EXERCISE DIRECTIONS — Pictures in the data below are not part of the copy; transcribe everything else exactly.

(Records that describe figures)
※

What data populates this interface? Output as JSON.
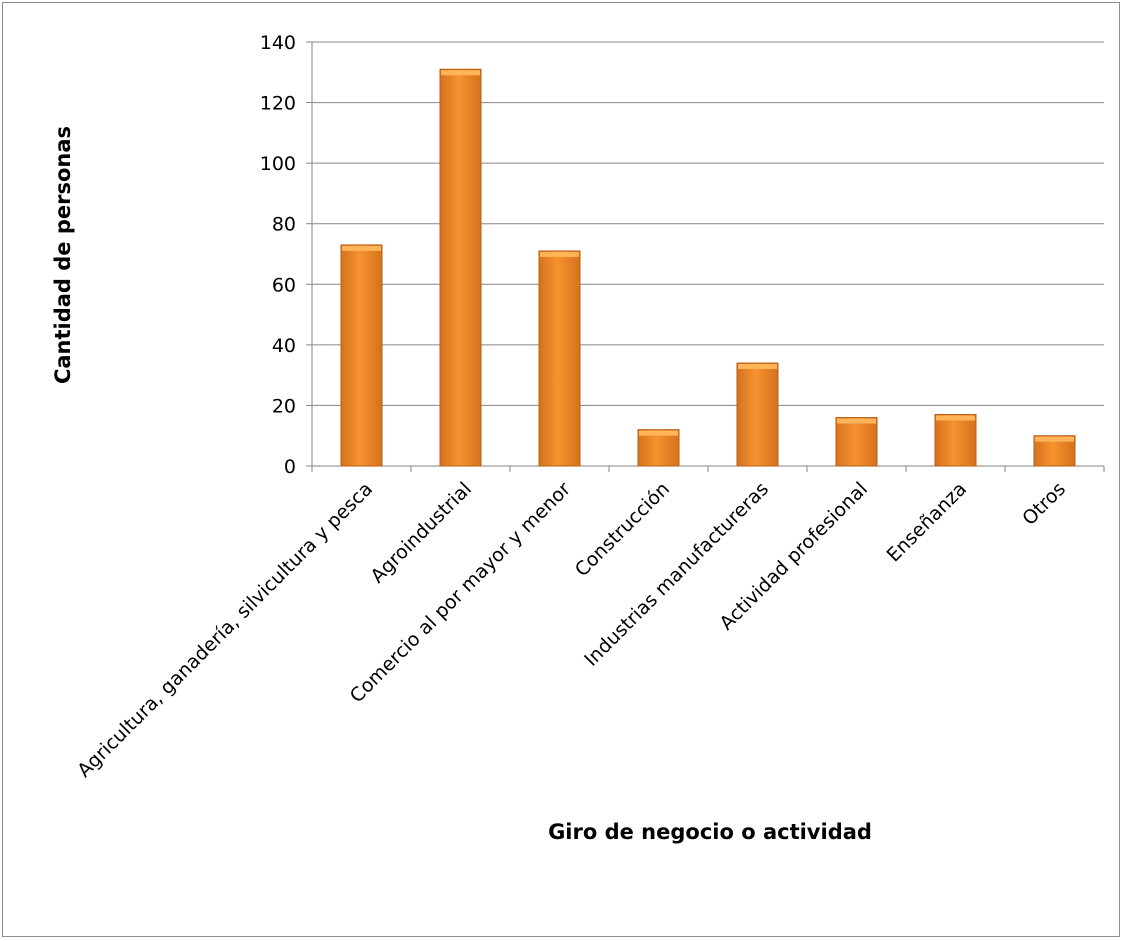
{
  "chart_data": {
    "type": "bar",
    "title": "",
    "xlabel": "Giro de negocio o actividad",
    "ylabel": "Cantidad de personas",
    "categories": [
      "Agricultura, ganadería, silvicultura y pesca",
      "Agroindustrial",
      "Comercio al por mayor y menor",
      "Construcción",
      "Industrias manufactureras",
      "Actividad profesional",
      "Enseñanza",
      "Otros"
    ],
    "values": [
      73,
      131,
      71,
      12,
      34,
      16,
      17,
      10
    ],
    "ylim": [
      0,
      140
    ],
    "yticks": [
      0,
      20,
      40,
      60,
      80,
      100,
      120,
      140
    ],
    "grid": true,
    "legend": "none",
    "colors": {
      "bar_light": "#FFB45A",
      "bar_main": "#F7922F",
      "bar_dark": "#D5721C",
      "bar_edge": "#B85F14",
      "gridline": "#868686",
      "frame": "#8C8C8C"
    }
  }
}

※

WRITTEN SOLUTION —
What data populates this interface? Output as JSON.
{
  "chart_data": {
    "type": "bar",
    "title": "",
    "xlabel": "Giro de negocio o actividad",
    "ylabel": "Cantidad de personas",
    "categories": [
      "Agricultura, ganadería, silvicultura y pesca",
      "Agroindustrial",
      "Comercio al por mayor y menor",
      "Construcción",
      "Industrias manufactureras",
      "Actividad profesional",
      "Enseñanza",
      "Otros"
    ],
    "values": [
      73,
      131,
      71,
      12,
      34,
      16,
      17,
      10
    ],
    "ylim": [
      0,
      140
    ],
    "yticks": [
      0,
      20,
      40,
      60,
      80,
      100,
      120,
      140
    ],
    "grid": true,
    "legend": "none",
    "colors": {
      "bar_light": "#FFB45A",
      "bar_main": "#F7922F",
      "bar_dark": "#D5721C",
      "bar_edge": "#B85F14",
      "gridline": "#868686",
      "frame": "#8C8C8C"
    }
  }
}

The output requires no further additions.